Short problem
Extract the full listing verbatim and drop any pictures from your copy.

Input
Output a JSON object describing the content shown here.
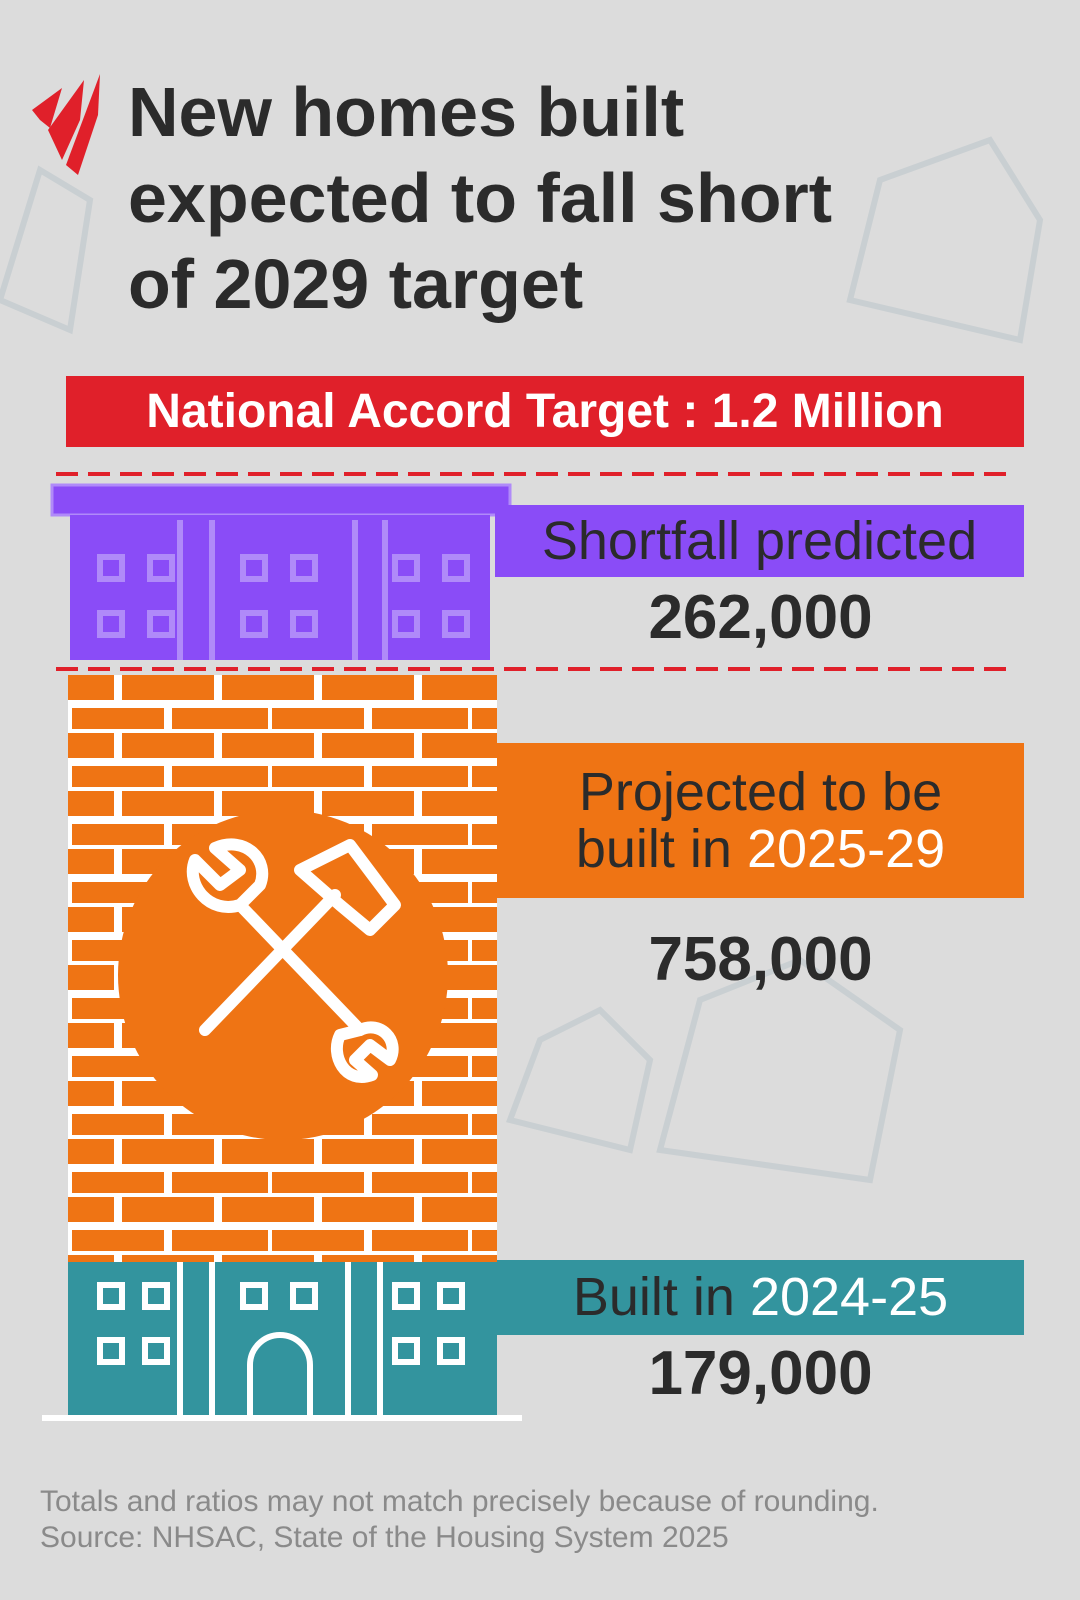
{
  "title": {
    "lines": [
      "New homes built",
      "expected to fall short",
      "of 2029 target"
    ]
  },
  "target_banner": "National Accord Target : 1.2 Million",
  "sections": [
    {
      "label": "Shortfall predicted",
      "value": "262,000"
    },
    {
      "label": "Projected to be built in",
      "label_highlight": "2025-29",
      "value": "758,000"
    },
    {
      "label": "Built in",
      "label_highlight": "2024-25",
      "value": "179,000"
    }
  ],
  "footnote": {
    "lines": [
      "Totals and ratios may not match precisely because of rounding.",
      "Source: NHSAC, State of the Housing System 2025"
    ]
  }
}
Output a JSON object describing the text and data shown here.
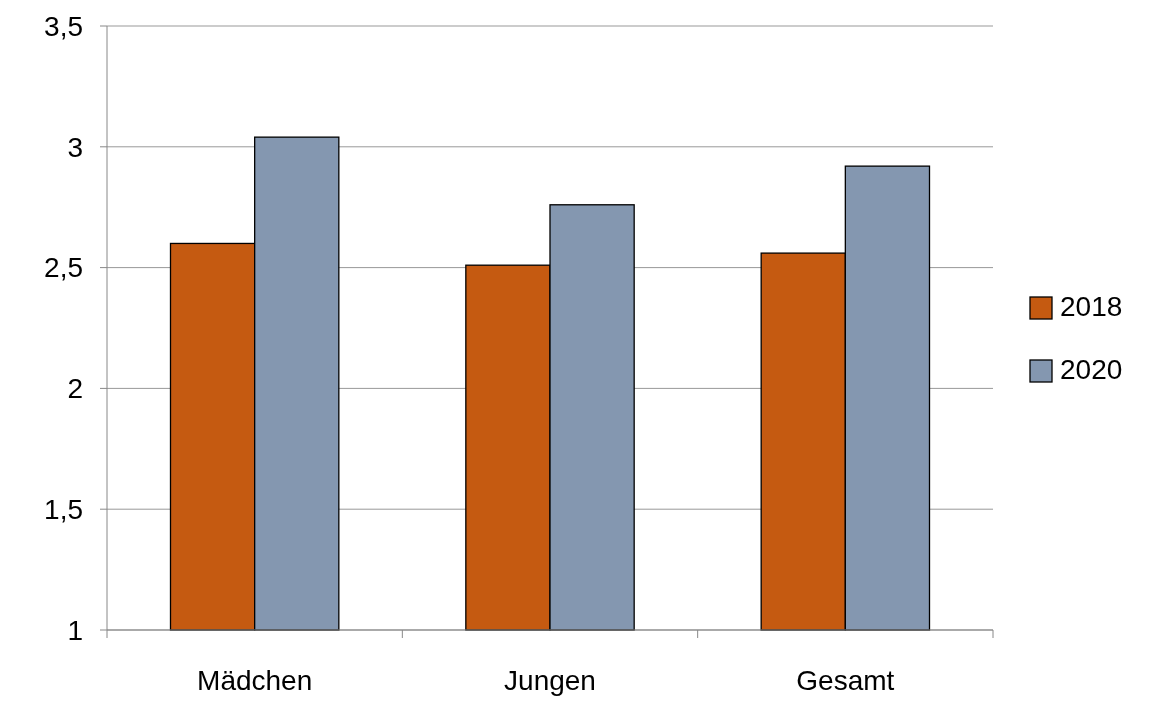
{
  "chart_data": {
    "type": "bar",
    "categories": [
      "Mädchen",
      "Jungen",
      "Gesamt"
    ],
    "series": [
      {
        "name": "2018",
        "color": "#c55a11",
        "values": [
          2.6,
          2.51,
          2.56
        ]
      },
      {
        "name": "2020",
        "color": "#8497b0",
        "values": [
          3.04,
          2.76,
          2.92
        ]
      }
    ],
    "ylim": [
      1,
      3.5
    ],
    "yticks": [
      1,
      {
        "value": 1.5,
        "label": "1,5"
      },
      2,
      {
        "value": 2.5,
        "label": "2,5"
      },
      3,
      {
        "value": 3.5,
        "label": "3,5"
      }
    ],
    "grid": "y",
    "legend": "right"
  }
}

Correct result
Output a JSON object describing the content shown here.
{
  "title": {
    "lines": [
      "New homes built",
      "expected to fall short",
      "of 2029 target"
    ]
  },
  "target_banner": "National Accord Target : 1.2 Million",
  "sections": [
    {
      "label": "Shortfall predicted",
      "value": "262,000"
    },
    {
      "label": "Projected to be built in",
      "label_highlight": "2025-29",
      "value": "758,000"
    },
    {
      "label": "Built in",
      "label_highlight": "2024-25",
      "value": "179,000"
    }
  ],
  "footnote": {
    "lines": [
      "Totals and ratios may not match precisely because of rounding.",
      "Source: NHSAC, State of the Housing System 2025"
    ]
  }
}
Output a JSON object describing the text and data shown here.
{
  "chart_data": {
    "type": "bar",
    "categories": [
      "Mädchen",
      "Jungen",
      "Gesamt"
    ],
    "series": [
      {
        "name": "2018",
        "color": "#c55a11",
        "values": [
          2.6,
          2.51,
          2.56
        ]
      },
      {
        "name": "2020",
        "color": "#8497b0",
        "values": [
          3.04,
          2.76,
          2.92
        ]
      }
    ],
    "ylim": [
      1,
      3.5
    ],
    "yticks": [
      1,
      {
        "value": 1.5,
        "label": "1,5"
      },
      2,
      {
        "value": 2.5,
        "label": "2,5"
      },
      3,
      {
        "value": 3.5,
        "label": "3,5"
      }
    ],
    "grid": "y",
    "legend": "right"
  }
}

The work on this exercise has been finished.